__Problem requirements__
Print out each entry below exactly, please.

-=-=-=-=-

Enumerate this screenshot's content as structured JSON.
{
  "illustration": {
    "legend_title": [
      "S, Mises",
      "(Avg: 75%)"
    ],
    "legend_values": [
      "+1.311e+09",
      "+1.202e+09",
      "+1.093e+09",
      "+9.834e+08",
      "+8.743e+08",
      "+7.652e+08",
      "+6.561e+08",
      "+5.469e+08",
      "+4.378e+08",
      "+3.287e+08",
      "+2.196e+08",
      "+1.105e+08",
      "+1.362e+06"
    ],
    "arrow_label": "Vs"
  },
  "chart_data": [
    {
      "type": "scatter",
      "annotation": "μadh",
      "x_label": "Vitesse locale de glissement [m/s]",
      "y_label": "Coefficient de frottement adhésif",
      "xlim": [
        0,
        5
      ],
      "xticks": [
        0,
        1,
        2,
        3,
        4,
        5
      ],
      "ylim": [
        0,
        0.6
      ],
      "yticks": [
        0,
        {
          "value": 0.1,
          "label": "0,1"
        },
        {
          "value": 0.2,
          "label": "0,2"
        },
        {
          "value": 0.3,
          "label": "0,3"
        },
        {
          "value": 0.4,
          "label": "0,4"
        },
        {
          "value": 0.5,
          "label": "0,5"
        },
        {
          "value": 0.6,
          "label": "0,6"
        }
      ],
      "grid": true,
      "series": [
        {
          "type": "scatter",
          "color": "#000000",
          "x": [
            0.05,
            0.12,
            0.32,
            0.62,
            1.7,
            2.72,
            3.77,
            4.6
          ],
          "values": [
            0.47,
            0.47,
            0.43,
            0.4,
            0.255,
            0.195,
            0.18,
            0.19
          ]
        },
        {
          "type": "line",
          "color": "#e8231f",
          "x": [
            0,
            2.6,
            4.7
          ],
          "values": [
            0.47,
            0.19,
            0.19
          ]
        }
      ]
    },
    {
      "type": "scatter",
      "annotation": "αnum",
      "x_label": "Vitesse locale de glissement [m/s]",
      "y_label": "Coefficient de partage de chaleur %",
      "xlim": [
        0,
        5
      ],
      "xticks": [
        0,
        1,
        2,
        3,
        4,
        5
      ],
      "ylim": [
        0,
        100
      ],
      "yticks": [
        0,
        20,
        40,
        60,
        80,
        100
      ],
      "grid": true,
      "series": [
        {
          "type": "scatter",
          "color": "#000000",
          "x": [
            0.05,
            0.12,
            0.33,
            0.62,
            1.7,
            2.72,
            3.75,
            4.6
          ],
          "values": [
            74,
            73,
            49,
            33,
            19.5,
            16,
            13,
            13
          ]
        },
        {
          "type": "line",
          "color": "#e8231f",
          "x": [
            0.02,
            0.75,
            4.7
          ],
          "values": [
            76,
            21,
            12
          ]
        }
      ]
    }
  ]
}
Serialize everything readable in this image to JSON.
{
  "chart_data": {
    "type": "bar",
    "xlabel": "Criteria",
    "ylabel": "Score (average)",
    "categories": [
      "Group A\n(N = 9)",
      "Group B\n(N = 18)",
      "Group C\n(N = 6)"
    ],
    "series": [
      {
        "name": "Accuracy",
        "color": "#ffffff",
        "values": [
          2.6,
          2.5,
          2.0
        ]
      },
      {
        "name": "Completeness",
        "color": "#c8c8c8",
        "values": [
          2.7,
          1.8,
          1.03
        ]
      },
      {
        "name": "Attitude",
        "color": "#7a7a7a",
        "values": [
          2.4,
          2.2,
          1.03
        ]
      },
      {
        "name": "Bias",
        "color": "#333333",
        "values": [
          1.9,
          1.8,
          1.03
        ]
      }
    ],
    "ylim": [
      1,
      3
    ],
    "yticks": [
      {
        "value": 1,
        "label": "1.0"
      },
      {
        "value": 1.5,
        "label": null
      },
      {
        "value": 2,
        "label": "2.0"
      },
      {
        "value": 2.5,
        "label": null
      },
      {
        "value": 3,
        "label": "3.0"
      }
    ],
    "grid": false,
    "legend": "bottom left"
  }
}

-=-=-=-=-

__In response__
Enumerate this screenshot's content as structured JSON.
{
  "illustration": {
    "legend_title": [
      "S, Mises",
      "(Avg: 75%)"
    ],
    "legend_values": [
      "+1.311e+09",
      "+1.202e+09",
      "+1.093e+09",
      "+9.834e+08",
      "+8.743e+08",
      "+7.652e+08",
      "+6.561e+08",
      "+5.469e+08",
      "+4.378e+08",
      "+3.287e+08",
      "+2.196e+08",
      "+1.105e+08",
      "+1.362e+06"
    ],
    "arrow_label": "Vs"
  },
  "chart_data": [
    {
      "type": "scatter",
      "annotation": "μadh",
      "x_label": "Vitesse locale de glissement [m/s]",
      "y_label": "Coefficient de frottement adhésif",
      "xlim": [
        0,
        5
      ],
      "xticks": [
        0,
        1,
        2,
        3,
        4,
        5
      ],
      "ylim": [
        0,
        0.6
      ],
      "yticks": [
        0,
        {
          "value": 0.1,
          "label": "0,1"
        },
        {
          "value": 0.2,
          "label": "0,2"
        },
        {
          "value": 0.3,
          "label": "0,3"
        },
        {
          "value": 0.4,
          "label": "0,4"
        },
        {
          "value": 0.5,
          "label": "0,5"
        },
        {
          "value": 0.6,
          "label": "0,6"
        }
      ],
      "grid": true,
      "series": [
        {
          "type": "scatter",
          "color": "#000000",
          "x": [
            0.05,
            0.12,
            0.32,
            0.62,
            1.7,
            2.72,
            3.77,
            4.6
          ],
          "values": [
            0.47,
            0.47,
            0.43,
            0.4,
            0.255,
            0.195,
            0.18,
            0.19
          ]
        },
        {
          "type": "line",
          "color": "#e8231f",
          "x": [
            0,
            2.6,
            4.7
          ],
          "values": [
            0.47,
            0.19,
            0.19
          ]
        }
      ]
    },
    {
      "type": "scatter",
      "annotation": "αnum",
      "x_label": "Vitesse locale de glissement [m/s]",
      "y_label": "Coefficient de partage de chaleur %",
      "xlim": [
        0,
        5
      ],
      "xticks": [
        0,
        1,
        2,
        3,
        4,
        5
      ],
      "ylim": [
        0,
        100
      ],
      "yticks": [
        0,
        20,
        40,
        60,
        80,
        100
      ],
      "grid": true,
      "series": [
        {
          "type": "scatter",
          "color": "#000000",
          "x": [
            0.05,
            0.12,
            0.33,
            0.62,
            1.7,
            2.72,
            3.75,
            4.6
          ],
          "values": [
            74,
            73,
            49,
            33,
            19.5,
            16,
            13,
            13
          ]
        },
        {
          "type": "line",
          "color": "#e8231f",
          "x": [
            0.02,
            0.75,
            4.7
          ],
          "values": [
            76,
            21,
            12
          ]
        }
      ]
    }
  ]
}
Serialize everything readable in this image to JSON.
{
  "chart_data": {
    "type": "bar",
    "xlabel": "Criteria",
    "ylabel": "Score (average)",
    "categories": [
      "Group A\n(N = 9)",
      "Group B\n(N = 18)",
      "Group C\n(N = 6)"
    ],
    "series": [
      {
        "name": "Accuracy",
        "color": "#ffffff",
        "values": [
          2.6,
          2.5,
          2.0
        ]
      },
      {
        "name": "Completeness",
        "color": "#c8c8c8",
        "values": [
          2.7,
          1.8,
          1.03
        ]
      },
      {
        "name": "Attitude",
        "color": "#7a7a7a",
        "values": [
          2.4,
          2.2,
          1.03
        ]
      },
      {
        "name": "Bias",
        "color": "#333333",
        "values": [
          1.9,
          1.8,
          1.03
        ]
      }
    ],
    "ylim": [
      1,
      3
    ],
    "yticks": [
      {
        "value": 1,
        "label": "1.0"
      },
      {
        "value": 1.5,
        "label": null
      },
      {
        "value": 2,
        "label": "2.0"
      },
      {
        "value": 2.5,
        "label": null
      },
      {
        "value": 3,
        "label": "3.0"
      }
    ],
    "grid": false,
    "legend": "bottom left"
  }
}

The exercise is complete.